# Written task
Output each line exactly as it appears, skipping any embedded picture.
· · · · · · ·
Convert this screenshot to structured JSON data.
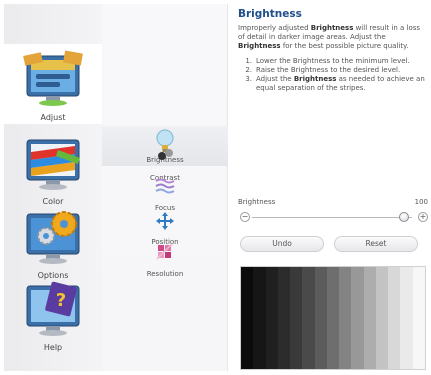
{
  "categories": [
    {
      "label": "Adjust",
      "icon": "adjust-monitor-icon",
      "selected": true
    },
    {
      "label": "Color",
      "icon": "color-monitor-icon",
      "selected": false
    },
    {
      "label": "Options",
      "icon": "options-gear-icon",
      "selected": false
    },
    {
      "label": "Help",
      "icon": "help-monitor-icon",
      "selected": false
    }
  ],
  "sub_items": [
    {
      "label": "Brightness",
      "icon": "lightbulb-icon",
      "selected": true
    },
    {
      "label": "Contrast",
      "icon": "contrast-icon",
      "selected": false
    },
    {
      "label": "Focus",
      "icon": "focus-icon",
      "selected": false
    },
    {
      "label": "Position",
      "icon": "position-arrows-icon",
      "selected": false
    },
    {
      "label": "Resolution",
      "icon": "resolution-icon",
      "selected": false
    }
  ],
  "main": {
    "title": "Brightness",
    "desc_parts": [
      "Improperly adjusted ",
      "Brightness",
      " will result in a loss of detail in darker image areas. Adjust the ",
      "Brightness",
      " for the best possible picture quality."
    ],
    "steps": [
      {
        "num": "1.",
        "text": "Lower the Brightness to the minimum level."
      },
      {
        "num": "2.",
        "text": "Raise the Brightness to the desired level."
      },
      {
        "num": "3.",
        "pre": "Adjust the ",
        "bold": "Brightness",
        "post": " as needed to achieve an equal separation of the stripes."
      }
    ],
    "slider": {
      "label": "Brightness",
      "value": "100",
      "level": 100,
      "minus": "−",
      "plus": "+"
    },
    "undo_label": "Undo",
    "reset_label": "Reset"
  },
  "stripes": [
    "#0b0b0b",
    "#161616",
    "#202020",
    "#2c2c2c",
    "#3a3a3a",
    "#4a4a4a",
    "#5c5c5c",
    "#6e6e6e",
    "#838383",
    "#989898",
    "#adadad",
    "#c3c3c3",
    "#d8d8d8",
    "#eaeaea",
    "#f7f7f7"
  ]
}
· · · · · · ·
# Reply to the exercise
Convert this screenshot to structured JSON data.
{
  "categories": [
    {
      "label": "Adjust",
      "icon": "adjust-monitor-icon",
      "selected": true
    },
    {
      "label": "Color",
      "icon": "color-monitor-icon",
      "selected": false
    },
    {
      "label": "Options",
      "icon": "options-gear-icon",
      "selected": false
    },
    {
      "label": "Help",
      "icon": "help-monitor-icon",
      "selected": false
    }
  ],
  "sub_items": [
    {
      "label": "Brightness",
      "icon": "lightbulb-icon",
      "selected": true
    },
    {
      "label": "Contrast",
      "icon": "contrast-icon",
      "selected": false
    },
    {
      "label": "Focus",
      "icon": "focus-icon",
      "selected": false
    },
    {
      "label": "Position",
      "icon": "position-arrows-icon",
      "selected": false
    },
    {
      "label": "Resolution",
      "icon": "resolution-icon",
      "selected": false
    }
  ],
  "main": {
    "title": "Brightness",
    "desc_parts": [
      "Improperly adjusted ",
      "Brightness",
      " will result in a loss of detail in darker image areas. Adjust the ",
      "Brightness",
      " for the best possible picture quality."
    ],
    "steps": [
      {
        "num": "1.",
        "text": "Lower the Brightness to the minimum level."
      },
      {
        "num": "2.",
        "text": "Raise the Brightness to the desired level."
      },
      {
        "num": "3.",
        "pre": "Adjust the ",
        "bold": "Brightness",
        "post": " as needed to achieve an equal separation of the stripes."
      }
    ],
    "slider": {
      "label": "Brightness",
      "value": "100",
      "level": 100,
      "minus": "−",
      "plus": "+"
    },
    "undo_label": "Undo",
    "reset_label": "Reset"
  },
  "stripes": [
    "#0b0b0b",
    "#161616",
    "#202020",
    "#2c2c2c",
    "#3a3a3a",
    "#4a4a4a",
    "#5c5c5c",
    "#6e6e6e",
    "#838383",
    "#989898",
    "#adadad",
    "#c3c3c3",
    "#d8d8d8",
    "#eaeaea",
    "#f7f7f7"
  ]
}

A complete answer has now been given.